[Dataset entries]
★ ★ ★ ★ ★ ★ ★

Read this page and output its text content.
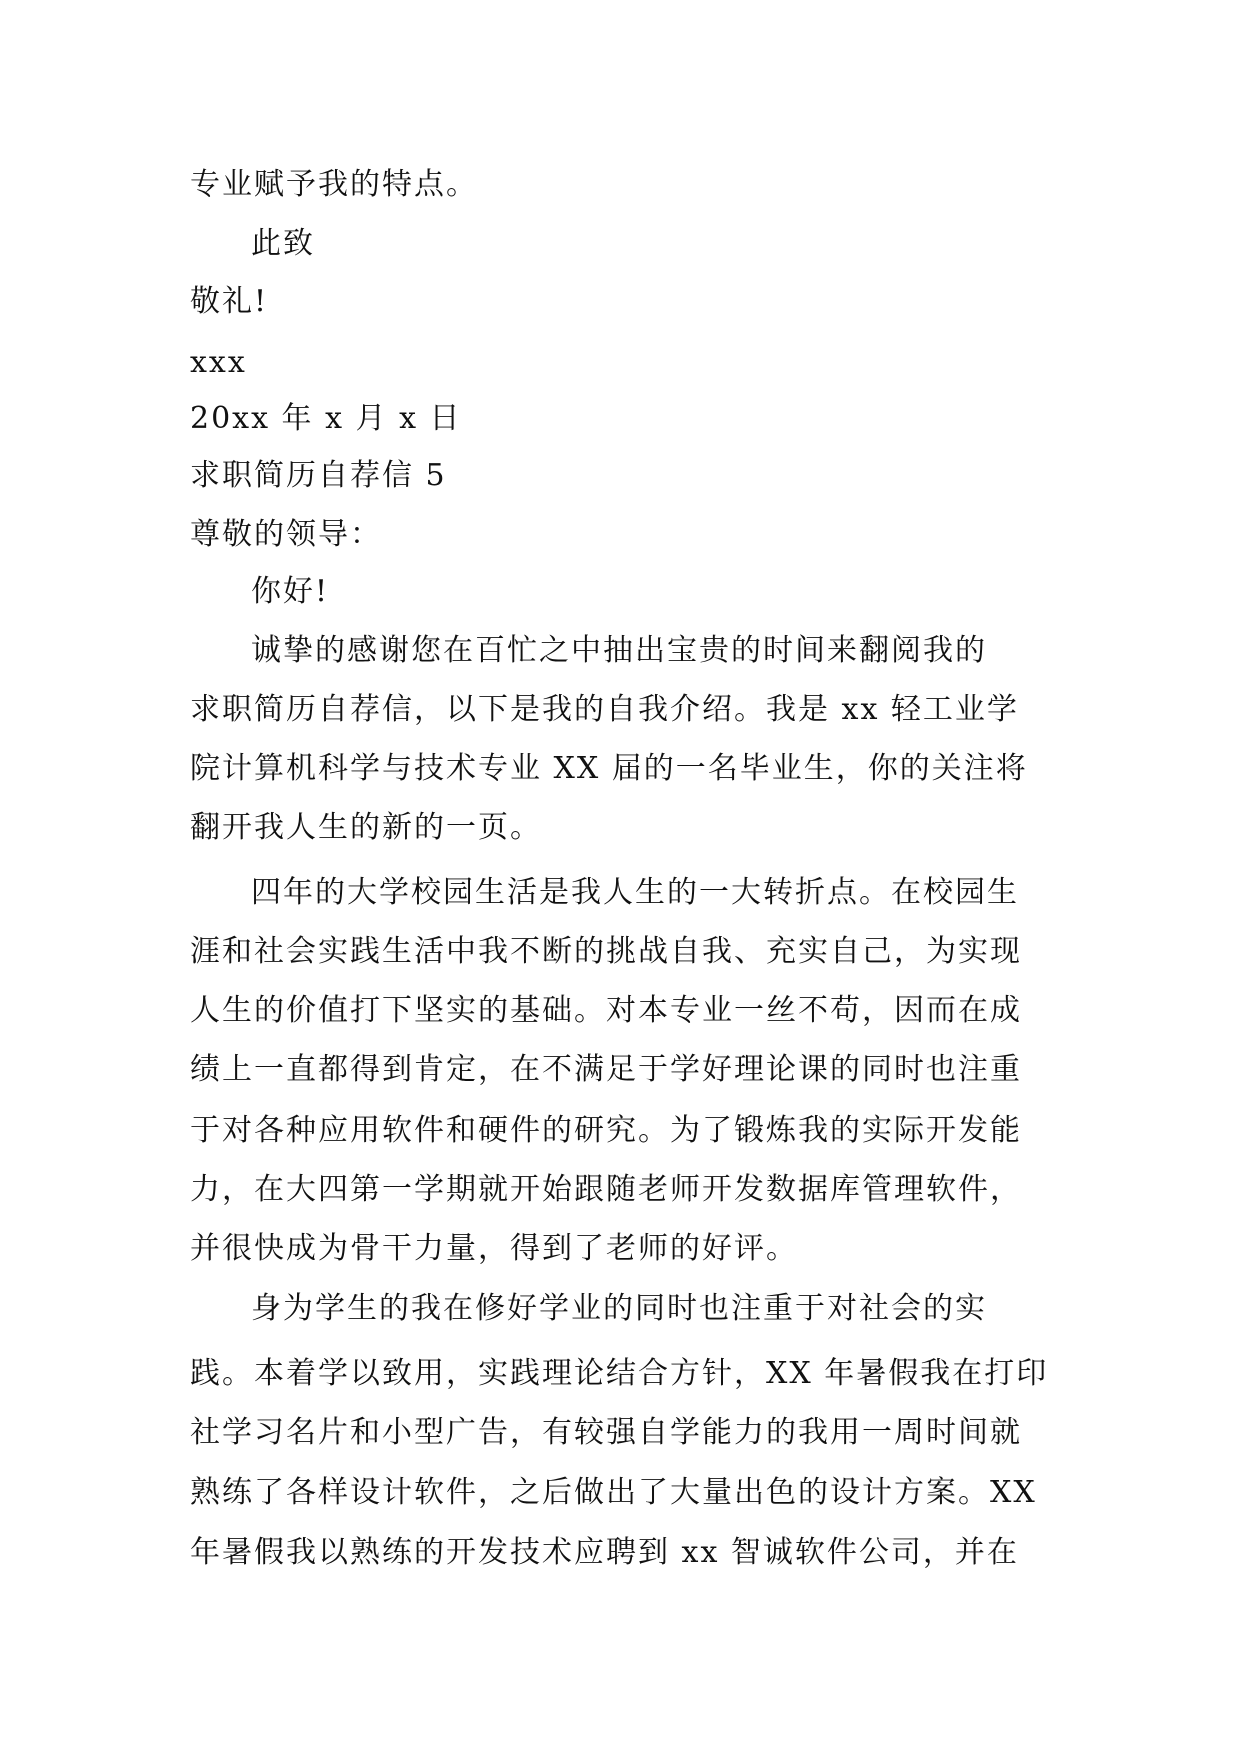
专业赋予我的特点。

此致

敬礼!

xxx

20xx 年 x 月 x 日

求职简历自荐信 5

尊敬的领导：

你好!

诚挚的感谢您在百忙之中抽出宝贵的时间来翻阅我的

求职简历自荐信，以下是我的自我介绍。我是 xx 轻工业学

院计算机科学与技术专业 XX 届的一名毕业生，你的关注将

翻开我人生的新的一页。

四年的大学校园生活是我人生的一大转折点。在校园生

涯和社会实践生活中我不断的挑战自我、充实自己，为实现

人生的价值打下坚实的基础。对本专业一丝不苟，因而在成

绩上一直都得到肯定，在不满足于学好理论课的同时也注重

于对各种应用软件和硬件的研究。为了锻炼我的实际开发能

力，在大四第一学期就开始跟随老师开发数据库管理软件，

并很快成为骨干力量，得到了老师的好评。

身为学生的我在修好学业的同时也注重于对社会的实

践。本着学以致用，实践理论结合方针，XX 年暑假我在打印

社学习名片和小型广告，有较强自学能力的我用一周时间就

熟练了各样设计软件，之后做出了大量出色的设计方案。XX

年暑假我以熟练的开发技术应聘到 xx 智诚软件公司，并在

★ ★ ★ ★ ★ ★ ★

Required work:
Leave out the pictures and copy the rest of the material above exactly.

Expected answer:
Read this page and output its text content.
专业赋予我的特点。

此致

敬礼!

xxx

20xx 年 x 月 x 日

求职简历自荐信 5

尊敬的领导：

你好!

诚挚的感谢您在百忙之中抽出宝贵的时间来翻阅我的

求职简历自荐信，以下是我的自我介绍。我是 xx 轻工业学

院计算机科学与技术专业 XX 届的一名毕业生，你的关注将

翻开我人生的新的一页。

四年的大学校园生活是我人生的一大转折点。在校园生

涯和社会实践生活中我不断的挑战自我、充实自己，为实现

人生的价值打下坚实的基础。对本专业一丝不苟，因而在成

绩上一直都得到肯定，在不满足于学好理论课的同时也注重

于对各种应用软件和硬件的研究。为了锻炼我的实际开发能

力，在大四第一学期就开始跟随老师开发数据库管理软件，

并很快成为骨干力量，得到了老师的好评。

身为学生的我在修好学业的同时也注重于对社会的实

践。本着学以致用，实践理论结合方针，XX 年暑假我在打印

社学习名片和小型广告，有较强自学能力的我用一周时间就

熟练了各样设计软件，之后做出了大量出色的设计方案。XX

年暑假我以熟练的开发技术应聘到 xx 智诚软件公司，并在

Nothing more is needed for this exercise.